### Dataset records
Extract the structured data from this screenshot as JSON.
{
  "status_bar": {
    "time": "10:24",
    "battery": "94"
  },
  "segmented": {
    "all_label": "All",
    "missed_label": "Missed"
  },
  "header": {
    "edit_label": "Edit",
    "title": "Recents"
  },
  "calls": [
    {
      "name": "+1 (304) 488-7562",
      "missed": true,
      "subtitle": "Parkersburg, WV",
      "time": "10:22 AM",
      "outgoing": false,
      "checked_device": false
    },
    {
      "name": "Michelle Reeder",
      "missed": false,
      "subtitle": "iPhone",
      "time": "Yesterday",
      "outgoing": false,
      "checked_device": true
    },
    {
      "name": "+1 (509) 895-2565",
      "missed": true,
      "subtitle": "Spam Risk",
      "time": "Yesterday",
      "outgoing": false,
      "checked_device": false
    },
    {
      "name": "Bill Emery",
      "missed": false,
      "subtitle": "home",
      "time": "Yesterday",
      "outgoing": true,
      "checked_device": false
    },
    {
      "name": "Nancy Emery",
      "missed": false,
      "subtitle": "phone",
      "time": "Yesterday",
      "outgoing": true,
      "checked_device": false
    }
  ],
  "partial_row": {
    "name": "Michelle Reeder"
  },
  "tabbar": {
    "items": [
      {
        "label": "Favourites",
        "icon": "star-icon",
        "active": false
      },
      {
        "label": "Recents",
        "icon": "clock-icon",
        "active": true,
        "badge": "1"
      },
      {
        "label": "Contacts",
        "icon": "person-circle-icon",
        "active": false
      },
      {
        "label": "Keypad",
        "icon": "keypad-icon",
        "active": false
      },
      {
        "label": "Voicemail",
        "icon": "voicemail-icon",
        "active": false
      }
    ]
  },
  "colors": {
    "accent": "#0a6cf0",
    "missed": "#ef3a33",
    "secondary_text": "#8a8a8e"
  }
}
######
Reproduce the material above exactly; please quote every line of it.

Extract the structured data from this screenshot as JSON.
{
  "status_bar": {
    "time": "10:24",
    "battery": "94"
  },
  "segmented": {
    "all_label": "All",
    "missed_label": "Missed"
  },
  "header": {
    "edit_label": "Edit",
    "title": "Recents"
  },
  "calls": [
    {
      "name": "+1 (304) 488-7562",
      "missed": true,
      "subtitle": "Parkersburg, WV",
      "time": "10:22 AM",
      "outgoing": false,
      "checked_device": false
    },
    {
      "name": "Michelle Reeder",
      "missed": false,
      "subtitle": "iPhone",
      "time": "Yesterday",
      "outgoing": false,
      "checked_device": true
    },
    {
      "name": "+1 (509) 895-2565",
      "missed": true,
      "subtitle": "Spam Risk",
      "time": "Yesterday",
      "outgoing": false,
      "checked_device": false
    },
    {
      "name": "Bill Emery",
      "missed": false,
      "subtitle": "home",
      "time": "Yesterday",
      "outgoing": true,
      "checked_device": false
    },
    {
      "name": "Nancy Emery",
      "missed": false,
      "subtitle": "phone",
      "time": "Yesterday",
      "outgoing": true,
      "checked_device": false
    }
  ],
  "partial_row": {
    "name": "Michelle Reeder"
  },
  "tabbar": {
    "items": [
      {
        "label": "Favourites",
        "icon": "star-icon",
        "active": false
      },
      {
        "label": "Recents",
        "icon": "clock-icon",
        "active": true,
        "badge": "1"
      },
      {
        "label": "Contacts",
        "icon": "person-circle-icon",
        "active": false
      },
      {
        "label": "Keypad",
        "icon": "keypad-icon",
        "active": false
      },
      {
        "label": "Voicemail",
        "icon": "voicemail-icon",
        "active": false
      }
    ]
  },
  "colors": {
    "accent": "#0a6cf0",
    "missed": "#ef3a33",
    "secondary_text": "#8a8a8e"
  }
}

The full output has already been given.